TASK OBJECTIVE: Your task is to filter the data below down to the lines holding "used".

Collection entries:

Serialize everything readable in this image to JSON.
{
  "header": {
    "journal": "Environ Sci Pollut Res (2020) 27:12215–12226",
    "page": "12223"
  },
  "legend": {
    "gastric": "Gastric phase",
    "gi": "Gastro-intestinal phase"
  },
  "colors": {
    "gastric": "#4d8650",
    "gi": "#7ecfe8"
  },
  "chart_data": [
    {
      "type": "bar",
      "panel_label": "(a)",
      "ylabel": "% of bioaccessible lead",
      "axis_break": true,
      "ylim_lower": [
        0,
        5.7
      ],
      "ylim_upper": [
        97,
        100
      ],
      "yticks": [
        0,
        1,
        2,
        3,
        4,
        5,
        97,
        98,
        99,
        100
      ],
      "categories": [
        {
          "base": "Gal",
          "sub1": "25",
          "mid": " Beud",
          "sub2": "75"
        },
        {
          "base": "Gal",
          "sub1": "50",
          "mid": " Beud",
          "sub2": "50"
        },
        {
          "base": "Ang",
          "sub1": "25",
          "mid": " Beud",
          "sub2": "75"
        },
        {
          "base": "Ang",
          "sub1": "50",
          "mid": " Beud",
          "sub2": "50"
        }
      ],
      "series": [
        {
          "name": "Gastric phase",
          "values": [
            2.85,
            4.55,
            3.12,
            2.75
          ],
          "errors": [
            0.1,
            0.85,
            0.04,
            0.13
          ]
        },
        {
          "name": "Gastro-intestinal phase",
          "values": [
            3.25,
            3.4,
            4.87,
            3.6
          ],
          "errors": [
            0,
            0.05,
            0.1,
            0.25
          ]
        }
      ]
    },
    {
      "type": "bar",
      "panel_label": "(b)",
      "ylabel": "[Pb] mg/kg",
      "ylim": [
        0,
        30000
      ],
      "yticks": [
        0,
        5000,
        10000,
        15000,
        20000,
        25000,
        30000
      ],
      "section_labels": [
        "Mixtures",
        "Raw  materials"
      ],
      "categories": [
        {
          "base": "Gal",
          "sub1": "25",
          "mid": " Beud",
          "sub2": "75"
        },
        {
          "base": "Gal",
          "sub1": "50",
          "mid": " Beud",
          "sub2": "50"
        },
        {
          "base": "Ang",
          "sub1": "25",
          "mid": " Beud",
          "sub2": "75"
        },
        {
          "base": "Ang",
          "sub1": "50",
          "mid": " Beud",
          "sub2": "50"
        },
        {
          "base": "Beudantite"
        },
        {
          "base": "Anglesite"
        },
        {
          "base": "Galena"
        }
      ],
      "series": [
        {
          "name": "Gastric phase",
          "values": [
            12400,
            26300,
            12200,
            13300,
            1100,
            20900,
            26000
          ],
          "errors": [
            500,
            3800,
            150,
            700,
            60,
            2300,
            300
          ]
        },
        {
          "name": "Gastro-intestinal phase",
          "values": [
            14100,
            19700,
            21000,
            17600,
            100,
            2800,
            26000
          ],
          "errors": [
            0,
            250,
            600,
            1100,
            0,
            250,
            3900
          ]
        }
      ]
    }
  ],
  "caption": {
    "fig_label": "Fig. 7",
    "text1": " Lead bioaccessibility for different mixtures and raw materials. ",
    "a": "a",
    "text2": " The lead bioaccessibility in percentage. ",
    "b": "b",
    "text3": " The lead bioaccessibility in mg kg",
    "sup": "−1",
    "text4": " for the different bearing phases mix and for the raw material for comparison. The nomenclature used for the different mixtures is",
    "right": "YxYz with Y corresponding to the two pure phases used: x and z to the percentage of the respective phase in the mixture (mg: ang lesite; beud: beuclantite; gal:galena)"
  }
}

WRITTEN RESPONSE:
    "text4": " for the different bearing phases mix and for the raw material for comparison. The nomenclature used for the different mixtures is",
    "right": "YxYz with Y corresponding to the two pure phases used: x and z to the percentage of the respective phase in the mixture (mg: ang lesite; beud: beuclantite; gal:galena)"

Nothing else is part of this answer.